TEXT EXTRACT:
==*==

# Kayak surf launch from Ocracoke?



## JamesRiverVa (Apr 24, 2012)

On our summer trips I've kayaked in the Teaches' Hole area of Ocracoke Inlet and behind the island, but it always seems like there are a couple of days when the wind is calm enough, or from the right direction, that the waves are very small and a surf launch from the beach looks pretty doable. I've never done a surf launch but have watched lots of video, read all the do's and don'ts etc. 

My main question is whether in that area of the OBX there are any other factors to consider that aren't present in other places - strong currents and the like, for example - that I should know about before attempting a surf launch. On those calm days it looks deceptively easy. I'd love to get just a little ways beyond the breakers and troll, cast metal or drop some bait and drift and see what I can pick up. But I don't want to be foolish or dangerous. Any advice would be welcome.

==*==

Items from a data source
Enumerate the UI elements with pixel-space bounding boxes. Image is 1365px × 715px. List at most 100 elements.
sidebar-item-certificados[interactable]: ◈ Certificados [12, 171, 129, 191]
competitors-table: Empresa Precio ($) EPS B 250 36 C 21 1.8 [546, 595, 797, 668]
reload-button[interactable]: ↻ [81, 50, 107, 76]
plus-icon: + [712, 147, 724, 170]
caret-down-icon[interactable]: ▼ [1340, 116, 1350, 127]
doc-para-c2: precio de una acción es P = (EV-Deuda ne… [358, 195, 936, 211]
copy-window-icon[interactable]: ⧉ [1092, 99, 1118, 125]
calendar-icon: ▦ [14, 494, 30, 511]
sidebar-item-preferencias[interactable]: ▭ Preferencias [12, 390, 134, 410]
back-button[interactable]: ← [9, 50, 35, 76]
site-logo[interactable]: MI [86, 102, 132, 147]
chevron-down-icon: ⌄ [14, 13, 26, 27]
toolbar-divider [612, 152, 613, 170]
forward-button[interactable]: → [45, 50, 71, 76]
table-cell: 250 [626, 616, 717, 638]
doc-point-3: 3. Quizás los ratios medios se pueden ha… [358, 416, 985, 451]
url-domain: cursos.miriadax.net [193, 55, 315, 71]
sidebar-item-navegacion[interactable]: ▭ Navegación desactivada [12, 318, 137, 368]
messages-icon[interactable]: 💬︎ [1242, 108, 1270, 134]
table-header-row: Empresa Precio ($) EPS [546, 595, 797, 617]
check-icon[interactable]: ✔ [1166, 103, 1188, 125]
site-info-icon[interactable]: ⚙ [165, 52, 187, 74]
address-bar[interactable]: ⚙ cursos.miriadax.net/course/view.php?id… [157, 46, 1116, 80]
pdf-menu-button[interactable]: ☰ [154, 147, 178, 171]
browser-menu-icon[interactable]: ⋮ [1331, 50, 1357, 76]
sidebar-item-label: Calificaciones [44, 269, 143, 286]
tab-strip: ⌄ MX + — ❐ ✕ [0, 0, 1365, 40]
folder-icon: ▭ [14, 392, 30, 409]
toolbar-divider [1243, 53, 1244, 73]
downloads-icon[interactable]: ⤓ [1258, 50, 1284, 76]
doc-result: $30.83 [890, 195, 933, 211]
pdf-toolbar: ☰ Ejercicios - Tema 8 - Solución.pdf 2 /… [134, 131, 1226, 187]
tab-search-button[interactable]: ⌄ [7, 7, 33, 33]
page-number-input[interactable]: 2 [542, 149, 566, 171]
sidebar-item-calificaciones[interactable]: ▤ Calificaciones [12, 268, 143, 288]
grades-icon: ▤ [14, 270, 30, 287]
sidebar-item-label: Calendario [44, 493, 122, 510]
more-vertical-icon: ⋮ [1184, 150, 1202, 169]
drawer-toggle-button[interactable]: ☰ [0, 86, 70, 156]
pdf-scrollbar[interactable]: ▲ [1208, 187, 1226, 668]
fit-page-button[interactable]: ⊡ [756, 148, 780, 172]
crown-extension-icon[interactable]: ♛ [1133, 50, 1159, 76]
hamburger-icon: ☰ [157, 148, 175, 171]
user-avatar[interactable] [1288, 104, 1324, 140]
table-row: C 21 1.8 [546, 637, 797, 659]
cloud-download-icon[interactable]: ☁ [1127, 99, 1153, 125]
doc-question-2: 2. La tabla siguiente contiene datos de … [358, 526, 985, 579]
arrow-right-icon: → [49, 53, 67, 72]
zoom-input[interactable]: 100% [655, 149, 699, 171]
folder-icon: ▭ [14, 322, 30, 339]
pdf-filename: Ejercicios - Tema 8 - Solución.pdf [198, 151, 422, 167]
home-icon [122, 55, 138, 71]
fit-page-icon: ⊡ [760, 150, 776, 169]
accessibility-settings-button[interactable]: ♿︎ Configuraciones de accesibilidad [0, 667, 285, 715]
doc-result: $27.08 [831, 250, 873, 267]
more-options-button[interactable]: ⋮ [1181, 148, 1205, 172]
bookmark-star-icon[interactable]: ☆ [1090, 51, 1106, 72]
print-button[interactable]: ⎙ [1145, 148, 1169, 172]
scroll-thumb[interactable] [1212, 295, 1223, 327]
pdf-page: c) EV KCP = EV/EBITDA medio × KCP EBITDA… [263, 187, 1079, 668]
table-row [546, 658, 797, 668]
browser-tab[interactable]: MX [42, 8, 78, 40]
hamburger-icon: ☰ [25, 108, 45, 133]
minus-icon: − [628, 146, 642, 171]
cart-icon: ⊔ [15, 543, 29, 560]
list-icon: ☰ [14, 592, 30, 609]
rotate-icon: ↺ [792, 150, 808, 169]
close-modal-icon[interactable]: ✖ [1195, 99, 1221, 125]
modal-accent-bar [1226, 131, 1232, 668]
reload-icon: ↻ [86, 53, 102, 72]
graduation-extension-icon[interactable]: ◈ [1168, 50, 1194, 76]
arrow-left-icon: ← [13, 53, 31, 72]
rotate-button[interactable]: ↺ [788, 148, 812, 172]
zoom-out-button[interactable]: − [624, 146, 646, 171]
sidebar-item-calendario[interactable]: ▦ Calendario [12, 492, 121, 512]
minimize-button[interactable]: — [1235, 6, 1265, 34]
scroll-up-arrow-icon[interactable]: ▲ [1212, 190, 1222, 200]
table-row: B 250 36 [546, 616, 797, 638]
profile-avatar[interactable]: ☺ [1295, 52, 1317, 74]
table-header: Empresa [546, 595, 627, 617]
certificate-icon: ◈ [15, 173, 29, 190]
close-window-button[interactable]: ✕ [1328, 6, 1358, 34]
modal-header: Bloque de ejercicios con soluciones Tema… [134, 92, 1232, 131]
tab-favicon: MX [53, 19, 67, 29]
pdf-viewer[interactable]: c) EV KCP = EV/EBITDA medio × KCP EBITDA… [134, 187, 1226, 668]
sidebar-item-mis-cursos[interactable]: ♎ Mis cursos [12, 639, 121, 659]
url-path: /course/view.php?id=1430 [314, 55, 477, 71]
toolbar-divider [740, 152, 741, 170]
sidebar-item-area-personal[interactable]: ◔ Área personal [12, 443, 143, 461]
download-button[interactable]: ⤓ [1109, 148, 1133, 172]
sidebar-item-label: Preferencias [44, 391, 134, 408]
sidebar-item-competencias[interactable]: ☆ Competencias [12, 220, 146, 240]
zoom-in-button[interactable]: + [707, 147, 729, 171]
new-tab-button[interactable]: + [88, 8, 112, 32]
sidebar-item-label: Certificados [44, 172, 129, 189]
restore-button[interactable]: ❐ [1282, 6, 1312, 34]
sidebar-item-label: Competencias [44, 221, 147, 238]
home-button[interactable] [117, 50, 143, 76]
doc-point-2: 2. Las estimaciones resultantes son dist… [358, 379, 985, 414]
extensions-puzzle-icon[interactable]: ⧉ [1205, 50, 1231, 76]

==*==

REQUESTS:
1. Output the records again without any changes, from the first line of the records through the line that contains "sidebar-item-certificados[interactable]: ◈ Certificados", including that line.
2. Write the next part of the forum thread on launching a kayak through the surf at Ocracoke, picking up after its final sentence.

ANSWERS BELOW:
1.
Enumerate the UI elements with pixel-space bounding boxes. Image is 1365px × 715px. List at most 100 elements.
sidebar-item-certificados[interactable]: ◈ Certificados [12, 171, 129, 191]

2.
----------



## D Wade Rose (Mar 28, 2014)

Good question. I'm in the same boat with you. I'm going to try it for the first time this year.


----------



## gilly21 (Feb 15, 2006)

The places I can think of are the point proper and close to inlets. Okie inlet has a lot of water that cuts through there and the bottom contour pushes currents all around. That's why there aren't many fish around there either. But mid island or at least half a mile or more from the inlets, you should be fine.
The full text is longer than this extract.